• PROVIDED MATERIAL
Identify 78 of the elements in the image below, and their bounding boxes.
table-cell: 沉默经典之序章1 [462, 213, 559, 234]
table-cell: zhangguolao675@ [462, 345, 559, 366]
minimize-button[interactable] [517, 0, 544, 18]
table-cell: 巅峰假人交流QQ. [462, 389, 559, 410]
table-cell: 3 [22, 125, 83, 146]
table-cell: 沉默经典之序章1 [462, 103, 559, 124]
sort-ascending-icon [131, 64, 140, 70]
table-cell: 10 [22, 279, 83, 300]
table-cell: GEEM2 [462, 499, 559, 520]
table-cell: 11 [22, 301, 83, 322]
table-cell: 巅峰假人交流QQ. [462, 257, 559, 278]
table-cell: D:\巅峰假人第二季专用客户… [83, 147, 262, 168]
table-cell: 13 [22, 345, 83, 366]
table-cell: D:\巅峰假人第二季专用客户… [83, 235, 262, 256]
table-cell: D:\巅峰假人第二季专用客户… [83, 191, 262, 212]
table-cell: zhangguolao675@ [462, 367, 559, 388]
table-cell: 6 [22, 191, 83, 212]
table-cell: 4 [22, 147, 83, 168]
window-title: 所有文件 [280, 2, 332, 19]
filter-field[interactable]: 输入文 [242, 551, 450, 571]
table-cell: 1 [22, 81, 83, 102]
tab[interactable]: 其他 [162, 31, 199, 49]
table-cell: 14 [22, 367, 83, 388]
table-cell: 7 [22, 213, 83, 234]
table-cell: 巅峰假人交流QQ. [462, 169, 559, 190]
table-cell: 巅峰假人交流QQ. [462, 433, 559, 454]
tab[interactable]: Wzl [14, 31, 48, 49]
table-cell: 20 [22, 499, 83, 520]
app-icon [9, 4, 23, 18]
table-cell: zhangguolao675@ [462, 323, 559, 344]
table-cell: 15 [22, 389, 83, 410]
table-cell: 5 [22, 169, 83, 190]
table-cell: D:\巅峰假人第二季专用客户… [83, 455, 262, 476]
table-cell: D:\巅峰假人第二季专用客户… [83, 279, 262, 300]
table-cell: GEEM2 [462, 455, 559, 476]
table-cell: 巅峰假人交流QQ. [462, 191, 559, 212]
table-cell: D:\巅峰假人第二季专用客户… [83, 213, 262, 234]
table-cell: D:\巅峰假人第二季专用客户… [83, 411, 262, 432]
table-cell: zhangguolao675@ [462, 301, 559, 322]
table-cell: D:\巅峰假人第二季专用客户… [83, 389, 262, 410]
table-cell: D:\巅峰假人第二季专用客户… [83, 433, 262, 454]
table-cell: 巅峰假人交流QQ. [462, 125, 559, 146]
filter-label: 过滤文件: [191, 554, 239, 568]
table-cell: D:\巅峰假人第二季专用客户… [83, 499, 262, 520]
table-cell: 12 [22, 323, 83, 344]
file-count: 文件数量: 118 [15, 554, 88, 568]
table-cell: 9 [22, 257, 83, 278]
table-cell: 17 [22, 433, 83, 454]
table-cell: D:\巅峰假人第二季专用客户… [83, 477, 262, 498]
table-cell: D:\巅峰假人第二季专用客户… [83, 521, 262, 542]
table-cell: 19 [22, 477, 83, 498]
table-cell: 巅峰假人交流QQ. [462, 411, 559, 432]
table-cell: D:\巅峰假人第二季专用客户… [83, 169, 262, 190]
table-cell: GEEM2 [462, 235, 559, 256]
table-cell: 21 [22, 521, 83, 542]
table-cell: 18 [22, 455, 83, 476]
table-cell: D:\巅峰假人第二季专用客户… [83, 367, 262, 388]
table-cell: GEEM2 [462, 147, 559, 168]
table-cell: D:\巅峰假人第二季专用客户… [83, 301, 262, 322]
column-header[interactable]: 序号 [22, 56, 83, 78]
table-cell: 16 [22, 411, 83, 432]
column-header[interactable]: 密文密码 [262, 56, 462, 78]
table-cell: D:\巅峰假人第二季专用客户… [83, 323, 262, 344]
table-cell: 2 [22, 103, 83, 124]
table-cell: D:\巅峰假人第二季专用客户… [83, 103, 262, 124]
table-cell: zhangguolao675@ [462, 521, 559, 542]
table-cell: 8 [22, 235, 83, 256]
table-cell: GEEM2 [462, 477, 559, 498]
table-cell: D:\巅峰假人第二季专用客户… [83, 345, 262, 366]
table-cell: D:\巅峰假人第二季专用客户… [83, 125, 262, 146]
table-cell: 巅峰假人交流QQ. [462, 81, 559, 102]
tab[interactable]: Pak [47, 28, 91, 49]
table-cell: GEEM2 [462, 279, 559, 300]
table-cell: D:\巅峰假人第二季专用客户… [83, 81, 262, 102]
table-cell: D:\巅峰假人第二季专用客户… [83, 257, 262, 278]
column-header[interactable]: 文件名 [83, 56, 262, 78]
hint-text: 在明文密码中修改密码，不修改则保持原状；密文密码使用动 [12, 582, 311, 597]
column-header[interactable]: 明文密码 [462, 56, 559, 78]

• EXERCISE GOAL
Convert the items, from the first line through the line containing "table-cell: 巅峰假人交流QQ. [462, 257, 559, 278]" (both included), into a Markdown table with a Row column numbering each line and a Text column holding the line, omitting blank lines.

• ANSWER TO THIS PROBLEM
| Row | Text |
|---|---|
| 1 | Identify 78 of the elements in the image below, and their bounding boxes. |
| 2 | table-cell: 沉默经典之序章1 [462, 213, 559, 234] |
| 3 | table-cell: zhangguolao675@ [462, 345, 559, 366] |
| 4 | minimize-button[interactable] [517, 0, 544, 18] |
| 5 | table-cell: 巅峰假人交流QQ. [462, 389, 559, 410] |
| 6 | table-cell: 3 [22, 125, 83, 146] |
| 7 | table-cell: 沉默经典之序章1 [462, 103, 559, 124] |
| 8 | sort-ascending-icon [131, 64, 140, 70] |
| 9 | table-cell: 10 [22, 279, 83, 300] |
| 10 | table-cell: GEEM2 [462, 499, 559, 520] |
| 11 | table-cell: 11 [22, 301, 83, 322] |
| 12 | table-cell: 巅峰假人交流QQ. [462, 257, 559, 278] |